**Problem to solve:**
Repeat the lines of the listing below, from its first line through the line containing "staticText: Rob [27,134,37,141]", inclusive.
### Source data
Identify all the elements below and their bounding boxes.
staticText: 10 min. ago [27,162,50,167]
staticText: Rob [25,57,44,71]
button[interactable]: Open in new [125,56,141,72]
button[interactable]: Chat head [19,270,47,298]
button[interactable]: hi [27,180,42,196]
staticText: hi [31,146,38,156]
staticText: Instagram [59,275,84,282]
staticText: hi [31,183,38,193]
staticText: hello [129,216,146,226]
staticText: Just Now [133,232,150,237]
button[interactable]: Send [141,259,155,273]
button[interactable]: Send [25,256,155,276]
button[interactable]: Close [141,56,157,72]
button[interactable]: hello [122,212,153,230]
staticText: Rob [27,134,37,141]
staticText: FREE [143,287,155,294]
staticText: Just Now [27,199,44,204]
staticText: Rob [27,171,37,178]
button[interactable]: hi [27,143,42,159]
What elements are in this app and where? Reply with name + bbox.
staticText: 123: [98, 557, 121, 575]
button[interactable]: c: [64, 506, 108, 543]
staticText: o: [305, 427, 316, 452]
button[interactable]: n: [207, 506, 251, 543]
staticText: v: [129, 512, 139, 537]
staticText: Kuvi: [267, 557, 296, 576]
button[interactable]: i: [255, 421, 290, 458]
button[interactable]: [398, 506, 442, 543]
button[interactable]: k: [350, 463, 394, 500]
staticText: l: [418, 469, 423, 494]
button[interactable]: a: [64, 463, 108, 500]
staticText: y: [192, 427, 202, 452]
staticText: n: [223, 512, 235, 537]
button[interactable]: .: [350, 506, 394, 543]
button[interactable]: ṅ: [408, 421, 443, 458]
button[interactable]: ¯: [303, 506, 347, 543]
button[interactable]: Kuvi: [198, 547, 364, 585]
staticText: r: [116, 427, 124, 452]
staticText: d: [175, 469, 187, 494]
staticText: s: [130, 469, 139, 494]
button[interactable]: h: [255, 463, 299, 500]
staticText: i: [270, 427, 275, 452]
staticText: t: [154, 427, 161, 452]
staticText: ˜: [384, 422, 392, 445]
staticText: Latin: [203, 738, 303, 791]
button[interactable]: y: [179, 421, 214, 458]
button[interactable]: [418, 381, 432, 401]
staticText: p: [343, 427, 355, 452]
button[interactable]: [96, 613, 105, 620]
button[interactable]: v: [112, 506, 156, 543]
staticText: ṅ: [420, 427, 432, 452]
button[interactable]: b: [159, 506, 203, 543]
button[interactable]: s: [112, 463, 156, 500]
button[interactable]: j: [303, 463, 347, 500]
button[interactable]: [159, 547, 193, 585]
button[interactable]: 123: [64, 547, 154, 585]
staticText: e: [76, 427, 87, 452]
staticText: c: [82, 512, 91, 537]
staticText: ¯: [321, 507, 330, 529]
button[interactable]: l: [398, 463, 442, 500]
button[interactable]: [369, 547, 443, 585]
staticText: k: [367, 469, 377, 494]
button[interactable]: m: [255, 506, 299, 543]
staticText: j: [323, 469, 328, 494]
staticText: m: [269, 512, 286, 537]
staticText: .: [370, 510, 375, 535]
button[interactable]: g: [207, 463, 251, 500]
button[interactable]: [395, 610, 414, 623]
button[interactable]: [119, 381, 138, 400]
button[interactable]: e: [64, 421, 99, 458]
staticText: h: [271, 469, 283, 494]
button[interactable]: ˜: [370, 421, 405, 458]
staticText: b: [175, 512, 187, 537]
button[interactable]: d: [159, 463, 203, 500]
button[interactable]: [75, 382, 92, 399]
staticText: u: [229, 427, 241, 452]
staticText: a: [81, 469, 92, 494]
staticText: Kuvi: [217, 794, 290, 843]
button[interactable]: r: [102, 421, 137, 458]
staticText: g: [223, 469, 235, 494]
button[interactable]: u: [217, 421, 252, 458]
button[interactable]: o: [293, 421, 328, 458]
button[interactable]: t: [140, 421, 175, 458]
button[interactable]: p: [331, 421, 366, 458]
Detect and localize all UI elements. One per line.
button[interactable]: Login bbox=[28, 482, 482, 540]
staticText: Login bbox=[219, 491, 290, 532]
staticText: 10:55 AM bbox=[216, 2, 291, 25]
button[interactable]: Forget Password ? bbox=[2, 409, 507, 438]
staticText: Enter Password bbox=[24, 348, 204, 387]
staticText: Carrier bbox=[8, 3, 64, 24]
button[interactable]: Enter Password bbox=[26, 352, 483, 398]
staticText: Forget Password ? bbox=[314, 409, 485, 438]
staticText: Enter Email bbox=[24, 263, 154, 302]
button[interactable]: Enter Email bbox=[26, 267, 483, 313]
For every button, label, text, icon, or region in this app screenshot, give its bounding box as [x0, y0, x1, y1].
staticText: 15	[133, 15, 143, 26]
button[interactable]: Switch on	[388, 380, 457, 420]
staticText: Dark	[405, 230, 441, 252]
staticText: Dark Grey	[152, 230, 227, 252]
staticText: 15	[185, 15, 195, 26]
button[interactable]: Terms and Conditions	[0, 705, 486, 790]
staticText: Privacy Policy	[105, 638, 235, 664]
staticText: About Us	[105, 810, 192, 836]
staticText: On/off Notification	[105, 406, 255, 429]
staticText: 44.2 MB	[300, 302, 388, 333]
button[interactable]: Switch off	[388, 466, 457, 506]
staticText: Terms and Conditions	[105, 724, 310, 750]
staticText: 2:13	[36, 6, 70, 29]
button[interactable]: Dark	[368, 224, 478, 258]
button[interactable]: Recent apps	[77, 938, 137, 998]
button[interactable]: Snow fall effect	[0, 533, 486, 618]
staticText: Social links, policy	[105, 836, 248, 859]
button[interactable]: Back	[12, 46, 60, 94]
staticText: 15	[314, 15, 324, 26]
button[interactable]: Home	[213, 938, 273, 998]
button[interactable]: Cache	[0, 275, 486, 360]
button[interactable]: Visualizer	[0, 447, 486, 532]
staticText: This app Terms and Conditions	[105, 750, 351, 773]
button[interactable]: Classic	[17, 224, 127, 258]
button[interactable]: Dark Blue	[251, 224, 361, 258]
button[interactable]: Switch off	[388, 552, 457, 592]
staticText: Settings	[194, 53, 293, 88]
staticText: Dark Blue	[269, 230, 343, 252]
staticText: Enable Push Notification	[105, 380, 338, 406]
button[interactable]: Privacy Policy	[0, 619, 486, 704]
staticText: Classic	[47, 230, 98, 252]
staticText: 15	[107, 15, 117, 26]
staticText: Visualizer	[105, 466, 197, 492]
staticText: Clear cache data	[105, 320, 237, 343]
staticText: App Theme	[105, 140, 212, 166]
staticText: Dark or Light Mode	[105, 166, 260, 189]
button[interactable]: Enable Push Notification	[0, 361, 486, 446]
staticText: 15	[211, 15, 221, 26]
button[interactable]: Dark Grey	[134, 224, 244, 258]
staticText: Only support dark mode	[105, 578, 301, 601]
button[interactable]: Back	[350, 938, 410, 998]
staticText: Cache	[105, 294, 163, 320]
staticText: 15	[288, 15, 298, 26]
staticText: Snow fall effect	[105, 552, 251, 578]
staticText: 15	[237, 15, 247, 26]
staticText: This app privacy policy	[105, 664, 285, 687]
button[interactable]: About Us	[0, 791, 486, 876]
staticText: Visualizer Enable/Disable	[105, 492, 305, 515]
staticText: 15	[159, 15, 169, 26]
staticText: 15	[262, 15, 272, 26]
######
**Problem solution:**
Identify all the elements below and their bounding boxes.
staticText: 10 min. ago [27,162,50,167]
staticText: Rob [25,57,44,71]
button[interactable]: Open in new [125,56,141,72]
button[interactable]: Chat head [19,270,47,298]
button[interactable]: hi [27,180,42,196]
staticText: hi [31,146,38,156]
staticText: Instagram [59,275,84,282]
staticText: hi [31,183,38,193]
staticText: hello [129,216,146,226]
staticText: Just Now [133,232,150,237]
button[interactable]: Send [141,259,155,273]
button[interactable]: Send [25,256,155,276]
button[interactable]: Close [141,56,157,72]
button[interactable]: hello [122,212,153,230]
staticText: Rob [27,134,37,141]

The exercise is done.